◆ **Listing**
____

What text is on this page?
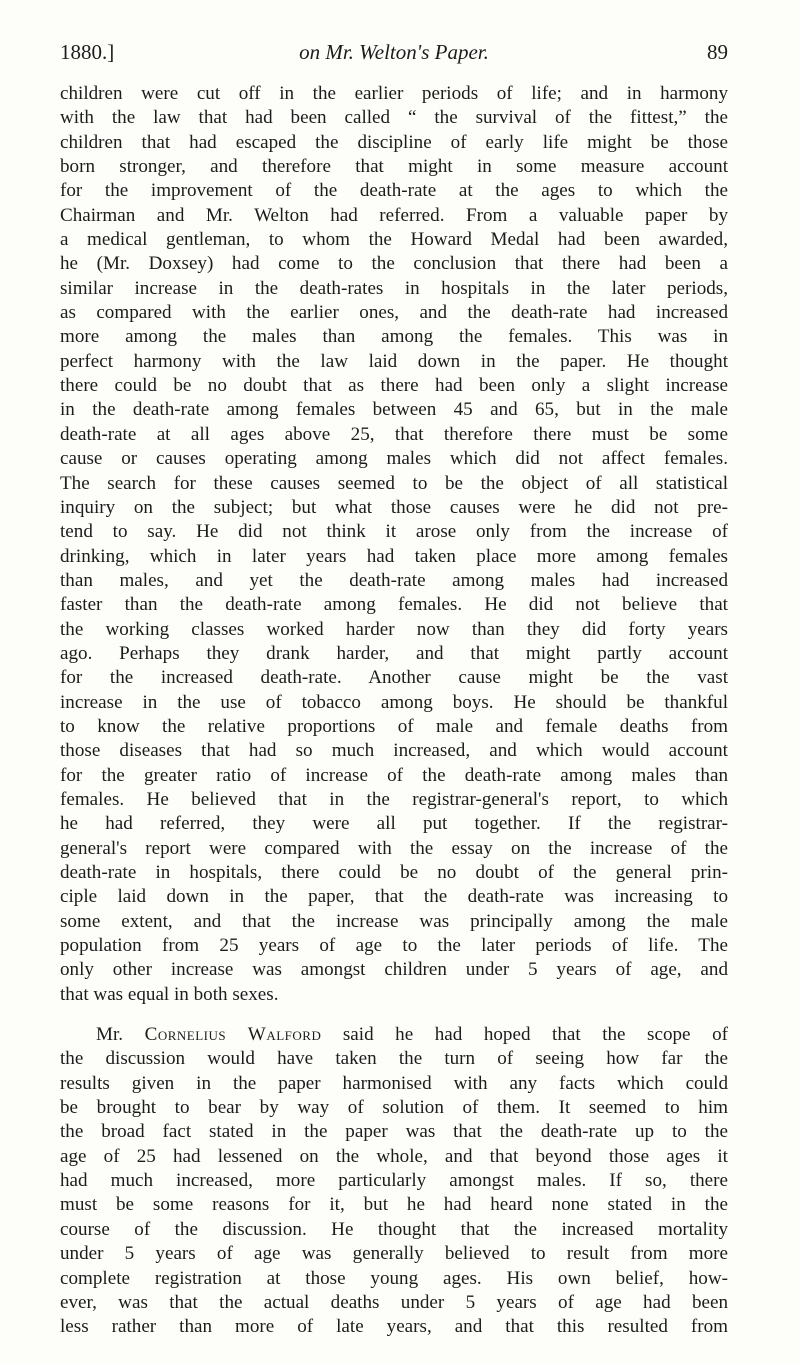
1880.]	on Mr. Welton's Paper.	89

children were cut off in the earlier periods of life; and in harmony

with the law that had been called “ the survival of the fittest,” the

children that had escaped the discipline of early life might be those

born stronger, and therefore that might in some measure account

for the improvement of the death-rate at the ages to which the

Chairman and Mr. Welton had referred. From a valuable paper by

a medical gentleman, to whom the Howard Medal had been awarded,

he (Mr. Doxsey) had come to the conclusion that there had been a

similar increase in the death-rates in hospitals in the later periods,

as compared with the earlier ones, and the death-rate had increased

more among the males than among the females. This was in

perfect harmony with the law laid down in the paper. He thought

there could be no doubt that as there had been only a slight increase

in the death-rate among females between 45 and 65, but in the male

death-rate at all ages above 25, that therefore there must be some

cause or causes operating among males which did not affect females.

The search for these causes seemed to be the object of all statistical

inquiry on the subject; but what those causes were he did not pre-

tend to say. He did not think it arose only from the increase of

drinking, which in later years had taken place more among females

than males, and yet the death-rate among males had increased

faster than the death-rate among females. He did not believe that

the working classes worked harder now than they did forty years

ago. Perhaps they drank harder, and that might partly account

for the increased death-rate. Another cause might be the vast

increase in the use of tobacco among boys. He should be thankful

to know the relative proportions of male and female deaths from

those diseases that had so much increased, and which would account

for the greater ratio of increase of the death-rate among males than

females. He believed that in the registrar-general's report, to which

he had referred, they were all put together. If the registrar-

general's report were compared with the essay on the increase of the

death-rate in hospitals, there could be no doubt of the general prin-

ciple laid down in the paper, that the death-rate was increasing to

some extent, and that the increase was principally among the male

population from 25 years of age to the later periods of life. The

only other increase was amongst children under 5 years of age, and

that was equal in both sexes.

Mr. Cornelius Walford said he had hoped that the scope of

the discussion would have taken the turn of seeing how far the

results given in the paper harmonised with any facts which could

be brought to bear by way of solution of them. It seemed to him

the broad fact stated in the paper was that the death-rate up to the

age of 25 had lessened on the whole, and that beyond those ages it

had much increased, more particularly amongst males. If so, there

must be some reasons for it, but he had heard none stated in the

course of the discussion. He thought that the increased mortality

under 5 years of age was generally believed to result from more

complete registration at those young ages. His own belief, how-

ever, was that the actual deaths under 5 years of age had been

less rather than more of late years, and that this resulted from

____

◆ **What you should do**
Show the lines of the data that hold the word "registrar".

◆ **Finished exercise**
females. He believed that in the registrar-general's report, to which
he had referred, they were all put together. If the registrar-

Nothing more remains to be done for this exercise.